Beide Rügen erfolgten unverzüglich i. S. des § 107 Abs. 3 GWB. Bei der Vorschrift des § 107 Abs. 3 GWB handelt es sich um eine Präklusionsregel unter dem Gesichtspunkt von Treu und Glauben. Der Bieter soll Vergabefehler nicht auf Vorrat sammeln. Die Rügepflicht des § 107 Abs. 3 Satz 1 entsteht, sobald ein Bieter oder Bewerber im Vergabeverfahren einen vermeintlichen Fehler erkennt. Vorausgesetzt ist positive Kenntnis des Anbieters von den Tatsachen. Werden beim Durcharbeiten des Leistungsverzeichnisses Ungenauigkeiten festgestellt, liegt bereits positive Kenntnis vor (vgl. Byok/Jaeger, a.a.O., § 107 Rn. 681).

[Erfasste Daten]
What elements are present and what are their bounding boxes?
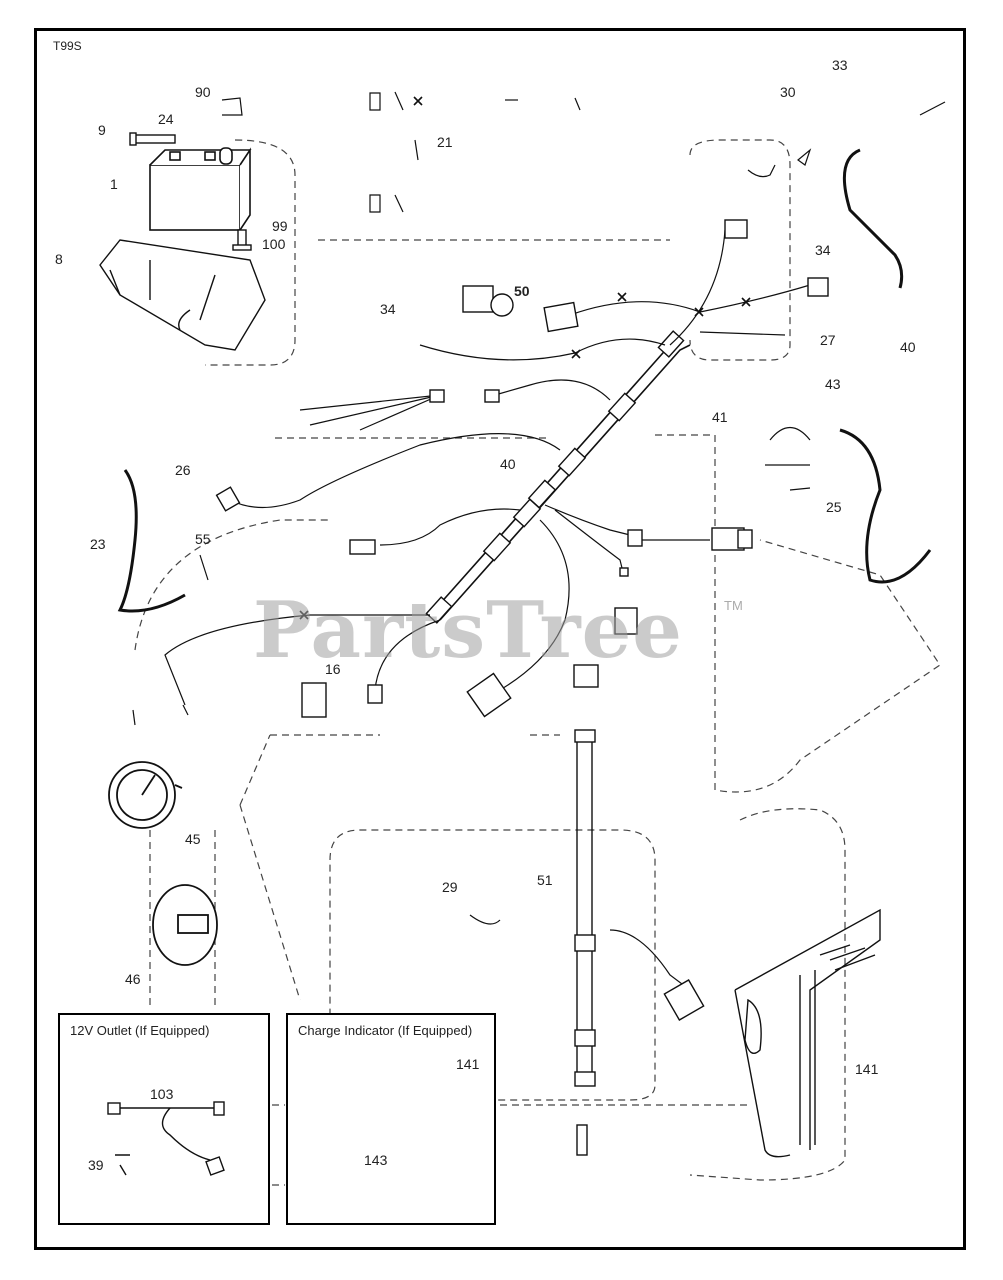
frame-outline-left: [134, 519, 330, 651]
callout-29: 29: [442, 879, 458, 895]
battery-bolt: [129, 132, 252, 251]
lower-harness: [576, 730, 593, 1085]
callout-46: 46: [125, 971, 141, 987]
inset-charge-indicator: Charge Indicator (If Equipped) 141 143: [286, 1013, 496, 1225]
callout-26: 26: [175, 462, 191, 478]
outlet-harness-drawing: [107, 1101, 225, 1176]
frame-outline-upper: [275, 434, 941, 793]
callout-40-center: 40: [500, 456, 516, 472]
fender-switch-plate: [734, 908, 881, 1158]
callout-41: 41: [712, 409, 728, 425]
battery-cables: [117, 148, 932, 613]
callout-55: 55: [195, 531, 211, 547]
callout-39: 39: [88, 1157, 104, 1173]
main-harness: [429, 339, 691, 621]
battery: [149, 147, 252, 231]
callout-103: 103: [150, 1086, 174, 1102]
small-hardware: [132, 91, 946, 1191]
seat-outline: [329, 829, 656, 1101]
watermark-trademark: TM: [724, 598, 743, 613]
figure-id: T99S: [53, 39, 82, 53]
harness-wires: [164, 229, 811, 991]
cut-marks: [299, 96, 751, 620]
callout-23: 23: [90, 536, 106, 552]
inset-charge-indicator-title: Charge Indicator (If Equipped): [298, 1023, 473, 1038]
callout-50: 50: [514, 283, 530, 299]
inset-12v-outlet: 12V Outlet (If Equipped) 103 39: [58, 1013, 270, 1225]
callout-141-inset: 141: [456, 1056, 480, 1072]
callout-99: 99: [272, 218, 288, 234]
callout-40-right: 40: [900, 339, 916, 355]
callout-34-left: 34: [380, 301, 396, 317]
fender-outline: [500, 808, 846, 1181]
battery-tray: [99, 239, 266, 351]
watermark-brand: PartsTree: [253, 585, 683, 676]
hour-meter-gauge: [108, 761, 183, 829]
callout-27: 27: [820, 332, 836, 348]
inset-12v-outlet-title: 12V Outlet (If Equipped): [70, 1023, 210, 1038]
callout-100: 100: [262, 236, 286, 252]
callout-1: 1: [110, 176, 118, 192]
callout-30: 30: [780, 84, 796, 100]
callout-33: 33: [832, 57, 848, 73]
callout-16: 16: [325, 661, 341, 677]
callout-51: 51: [537, 872, 553, 888]
callout-34-right: 34: [815, 242, 831, 258]
callout-90: 90: [195, 84, 211, 100]
battery-area-outline: [205, 139, 296, 366]
charge-gauge: [152, 884, 218, 966]
callout-24: 24: [158, 111, 174, 127]
inset-link-lines: [272, 1104, 285, 1186]
callout-21: 21: [437, 134, 453, 150]
callout-9: 9: [98, 122, 106, 138]
callout-8: 8: [55, 251, 63, 267]
connectors: [215, 219, 829, 1156]
callout-143: 143: [364, 1152, 388, 1168]
callout-45: 45: [185, 831, 201, 847]
hood-outline-top: [689, 139, 791, 361]
callout-43: 43: [825, 376, 841, 392]
harness-clips: [425, 330, 685, 624]
callout-25: 25: [826, 499, 842, 515]
body-outline: [149, 734, 301, 1005]
callout-141-fender: 141: [855, 1061, 879, 1077]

[Ziel A]
Übertrage den Satz „Der Bieter soll Vergabefehler nicht auf Vorrat sammeln.“ aus dem Textauszug ins Englische.
[Ziel B]
Wann entsteht laut Textauszug die Rügepflicht nach § 107 Abs. 3 Satz 1?
[Ziel C]
Gib den Textauszug von „Beide Rügen erfolgten“ bis „107 Rn. 681).“ Wort für Wort wieder.
Stütze dich dabei nur auf den Textauszug.

[Ergebnis A]
The bidder is not supposed to stockpile procurement errors.

[Ergebnis B]
Sobald ein Bieter oder Bewerber im Vergabeverfahren einen vermeintlichen Fehler erkennt.

[Ergebnis C]
Beide Rügen erfolgten unverzüglich i. S. des § 107 Abs. 3 GWB. Bei der Vorschrift des § 107 Abs. 3 GWB handelt es sich um eine Präklusionsregel unter dem Gesichtspunkt von Treu und Glauben. Der Bieter soll Vergabefehler nicht auf Vorrat sammeln. Die Rügepflicht des § 107 Abs. 3 Satz 1 entsteht, sobald ein Bieter oder Bewerber im Vergabeverfahren einen vermeintlichen Fehler erkennt. Vorausgesetzt ist positive Kenntnis des Anbieters von den Tatsachen. Werden beim Durcharbeiten des Leistungsverzeichnisses Ungenauigkeiten festgestellt, liegt bereits positive Kenntnis vor (vgl. Byok/Jaeger, a.a.O., § 107 Rn. 681).